* **INSTRUCTIONS FOR THE TASK**:
Repeat all of the data precisely.

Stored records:
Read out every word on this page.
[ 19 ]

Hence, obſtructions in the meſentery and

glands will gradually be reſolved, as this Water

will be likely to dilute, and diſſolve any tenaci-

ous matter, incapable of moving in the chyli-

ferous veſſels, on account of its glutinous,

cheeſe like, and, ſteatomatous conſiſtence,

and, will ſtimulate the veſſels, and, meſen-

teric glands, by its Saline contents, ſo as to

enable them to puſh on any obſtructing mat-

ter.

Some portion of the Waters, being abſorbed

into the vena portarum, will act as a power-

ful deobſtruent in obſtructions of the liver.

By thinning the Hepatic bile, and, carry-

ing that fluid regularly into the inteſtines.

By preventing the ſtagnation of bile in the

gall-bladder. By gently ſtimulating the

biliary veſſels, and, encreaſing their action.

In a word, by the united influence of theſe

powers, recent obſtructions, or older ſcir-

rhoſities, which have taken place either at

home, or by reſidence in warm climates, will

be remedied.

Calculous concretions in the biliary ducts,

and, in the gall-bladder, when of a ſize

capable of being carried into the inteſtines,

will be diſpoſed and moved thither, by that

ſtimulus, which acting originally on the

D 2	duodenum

* **WRITTEN RESPONSE**:
Read out every word on this page.
[ 19 ]

Hence, obſtructions in the meſentery and

glands will gradually be reſolved, as this Water

will be likely to dilute, and diſſolve any tenaci-

ous matter, incapable of moving in the chyli-

ferous veſſels, on account of its glutinous,

cheeſe like, and, ſteatomatous conſiſtence,

and, will ſtimulate the veſſels, and, meſen-

teric glands, by its Saline contents, ſo as to

enable them to puſh on any obſtructing mat-

ter.

Some portion of the Waters, being abſorbed

into the vena portarum, will act as a power-

ful deobſtruent in obſtructions of the liver.

By thinning the Hepatic bile, and, carry-

ing that fluid regularly into the inteſtines.

By preventing the ſtagnation of bile in the

gall-bladder. By gently ſtimulating the

biliary veſſels, and, encreaſing their action.

In a word, by the united influence of theſe

powers, recent obſtructions, or older ſcir-

rhoſities, which have taken place either at

home, or by reſidence in warm climates, will

be remedied.

Calculous concretions in the biliary ducts,

and, in the gall-bladder, when of a ſize

capable of being carried into the inteſtines,

will be diſpoſed and moved thither, by that

ſtimulus, which acting originally on the

D 2	duodenum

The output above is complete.